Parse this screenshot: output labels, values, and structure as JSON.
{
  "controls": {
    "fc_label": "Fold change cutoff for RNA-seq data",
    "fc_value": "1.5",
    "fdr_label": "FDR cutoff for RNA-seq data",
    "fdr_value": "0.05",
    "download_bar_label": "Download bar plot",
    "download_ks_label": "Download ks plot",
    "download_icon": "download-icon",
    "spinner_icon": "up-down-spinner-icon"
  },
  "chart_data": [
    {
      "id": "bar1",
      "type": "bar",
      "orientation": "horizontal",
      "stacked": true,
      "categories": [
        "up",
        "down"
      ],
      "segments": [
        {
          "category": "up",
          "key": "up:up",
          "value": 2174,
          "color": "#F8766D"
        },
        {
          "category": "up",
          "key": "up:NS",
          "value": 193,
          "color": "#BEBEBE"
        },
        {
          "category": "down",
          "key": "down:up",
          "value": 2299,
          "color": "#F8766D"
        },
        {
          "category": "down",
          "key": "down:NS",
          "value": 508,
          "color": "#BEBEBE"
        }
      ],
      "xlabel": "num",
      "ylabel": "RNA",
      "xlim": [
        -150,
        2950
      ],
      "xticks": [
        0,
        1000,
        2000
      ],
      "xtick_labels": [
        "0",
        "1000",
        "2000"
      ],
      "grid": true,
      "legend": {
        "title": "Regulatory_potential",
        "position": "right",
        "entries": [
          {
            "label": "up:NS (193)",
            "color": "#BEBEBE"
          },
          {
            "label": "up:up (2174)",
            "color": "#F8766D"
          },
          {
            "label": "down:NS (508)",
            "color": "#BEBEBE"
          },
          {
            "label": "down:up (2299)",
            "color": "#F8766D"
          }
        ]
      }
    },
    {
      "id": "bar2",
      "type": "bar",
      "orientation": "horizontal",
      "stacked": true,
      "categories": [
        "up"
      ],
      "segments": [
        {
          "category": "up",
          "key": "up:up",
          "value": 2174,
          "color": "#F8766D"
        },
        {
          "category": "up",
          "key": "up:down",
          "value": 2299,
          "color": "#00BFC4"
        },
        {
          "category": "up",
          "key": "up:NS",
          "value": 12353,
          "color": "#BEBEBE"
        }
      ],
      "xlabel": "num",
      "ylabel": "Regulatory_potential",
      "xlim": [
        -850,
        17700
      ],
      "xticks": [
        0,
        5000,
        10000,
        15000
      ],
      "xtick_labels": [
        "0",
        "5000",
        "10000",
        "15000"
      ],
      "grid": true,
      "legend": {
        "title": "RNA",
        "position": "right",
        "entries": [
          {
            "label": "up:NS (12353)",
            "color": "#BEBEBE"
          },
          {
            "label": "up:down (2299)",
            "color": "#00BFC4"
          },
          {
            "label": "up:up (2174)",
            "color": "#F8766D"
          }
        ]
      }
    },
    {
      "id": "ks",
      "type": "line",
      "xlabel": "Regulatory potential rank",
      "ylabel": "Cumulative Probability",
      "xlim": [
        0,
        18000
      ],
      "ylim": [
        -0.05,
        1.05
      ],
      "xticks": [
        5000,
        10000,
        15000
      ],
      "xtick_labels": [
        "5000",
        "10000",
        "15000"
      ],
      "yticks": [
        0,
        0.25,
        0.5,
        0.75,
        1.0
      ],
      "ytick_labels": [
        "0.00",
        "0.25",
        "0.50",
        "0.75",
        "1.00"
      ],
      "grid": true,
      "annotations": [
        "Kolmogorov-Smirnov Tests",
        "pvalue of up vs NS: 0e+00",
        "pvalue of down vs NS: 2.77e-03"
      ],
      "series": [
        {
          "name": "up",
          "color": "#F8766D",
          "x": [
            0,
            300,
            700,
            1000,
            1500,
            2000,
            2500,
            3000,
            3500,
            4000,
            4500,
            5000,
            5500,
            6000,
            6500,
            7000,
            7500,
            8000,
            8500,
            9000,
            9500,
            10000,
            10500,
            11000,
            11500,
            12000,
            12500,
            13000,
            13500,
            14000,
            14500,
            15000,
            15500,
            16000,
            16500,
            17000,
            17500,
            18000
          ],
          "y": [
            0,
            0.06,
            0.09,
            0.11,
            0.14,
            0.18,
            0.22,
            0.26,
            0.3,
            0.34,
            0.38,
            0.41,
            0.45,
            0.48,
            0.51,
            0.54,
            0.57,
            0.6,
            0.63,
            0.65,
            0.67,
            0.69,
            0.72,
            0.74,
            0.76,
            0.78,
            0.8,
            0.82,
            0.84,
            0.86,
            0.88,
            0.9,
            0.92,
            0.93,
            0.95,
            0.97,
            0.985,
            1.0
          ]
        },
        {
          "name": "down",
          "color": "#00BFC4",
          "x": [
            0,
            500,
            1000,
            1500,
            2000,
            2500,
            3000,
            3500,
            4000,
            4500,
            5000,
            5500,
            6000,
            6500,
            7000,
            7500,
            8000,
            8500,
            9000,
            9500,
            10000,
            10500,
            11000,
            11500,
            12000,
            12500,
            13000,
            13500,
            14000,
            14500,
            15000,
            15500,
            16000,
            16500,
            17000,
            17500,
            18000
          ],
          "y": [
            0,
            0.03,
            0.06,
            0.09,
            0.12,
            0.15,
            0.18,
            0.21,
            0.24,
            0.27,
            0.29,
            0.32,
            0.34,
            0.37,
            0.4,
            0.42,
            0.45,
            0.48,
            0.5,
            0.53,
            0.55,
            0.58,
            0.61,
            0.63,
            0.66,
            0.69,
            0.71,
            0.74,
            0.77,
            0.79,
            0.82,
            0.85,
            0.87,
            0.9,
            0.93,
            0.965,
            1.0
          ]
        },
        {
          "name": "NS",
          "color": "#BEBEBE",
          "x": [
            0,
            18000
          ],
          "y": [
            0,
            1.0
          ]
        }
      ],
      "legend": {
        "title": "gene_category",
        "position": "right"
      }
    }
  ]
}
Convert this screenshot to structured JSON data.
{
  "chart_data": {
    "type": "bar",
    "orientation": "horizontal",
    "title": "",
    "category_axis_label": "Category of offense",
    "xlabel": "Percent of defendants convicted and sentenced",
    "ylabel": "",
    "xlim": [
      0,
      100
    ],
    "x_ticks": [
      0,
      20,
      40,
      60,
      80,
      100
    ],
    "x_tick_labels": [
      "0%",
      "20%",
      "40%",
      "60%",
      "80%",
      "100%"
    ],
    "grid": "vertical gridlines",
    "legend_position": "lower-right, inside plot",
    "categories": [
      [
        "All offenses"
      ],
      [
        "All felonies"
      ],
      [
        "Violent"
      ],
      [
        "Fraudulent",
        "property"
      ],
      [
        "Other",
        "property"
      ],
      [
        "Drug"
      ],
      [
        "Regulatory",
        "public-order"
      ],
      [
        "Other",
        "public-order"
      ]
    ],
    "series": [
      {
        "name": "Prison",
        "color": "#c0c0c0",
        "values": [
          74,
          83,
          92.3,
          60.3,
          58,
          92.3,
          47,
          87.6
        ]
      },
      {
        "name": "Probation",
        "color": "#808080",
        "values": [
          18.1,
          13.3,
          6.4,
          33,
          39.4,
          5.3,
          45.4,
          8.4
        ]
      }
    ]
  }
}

* * *

Using the records above, please retype only the run of lines from the line holding "Convert this screenshot" through the last line, both ends included.

Convert this screenshot to structured JSON data.
{
  "chart_data": {
    "type": "bar",
    "orientation": "horizontal",
    "title": "",
    "category_axis_label": "Category of offense",
    "xlabel": "Percent of defendants convicted and sentenced",
    "ylabel": "",
    "xlim": [
      0,
      100
    ],
    "x_ticks": [
      0,
      20,
      40,
      60,
      80,
      100
    ],
    "x_tick_labels": [
      "0%",
      "20%",
      "40%",
      "60%",
      "80%",
      "100%"
    ],
    "grid": "vertical gridlines",
    "legend_position": "lower-right, inside plot",
    "categories": [
      [
        "All offenses"
      ],
      [
        "All felonies"
      ],
      [
        "Violent"
      ],
      [
        "Fraudulent",
        "property"
      ],
      [
        "Other",
        "property"
      ],
      [
        "Drug"
      ],
      [
        "Regulatory",
        "public-order"
      ],
      [
        "Other",
        "public-order"
      ]
    ],
    "series": [
      {
        "name": "Prison",
        "color": "#c0c0c0",
        "values": [
          74,
          83,
          92.3,
          60.3,
          58,
          92.3,
          47,
          87.6
        ]
      },
      {
        "name": "Probation",
        "color": "#808080",
        "values": [
          18.1,
          13.3,
          6.4,
          33,
          39.4,
          5.3,
          45.4,
          8.4
        ]
      }
    ]
  }
}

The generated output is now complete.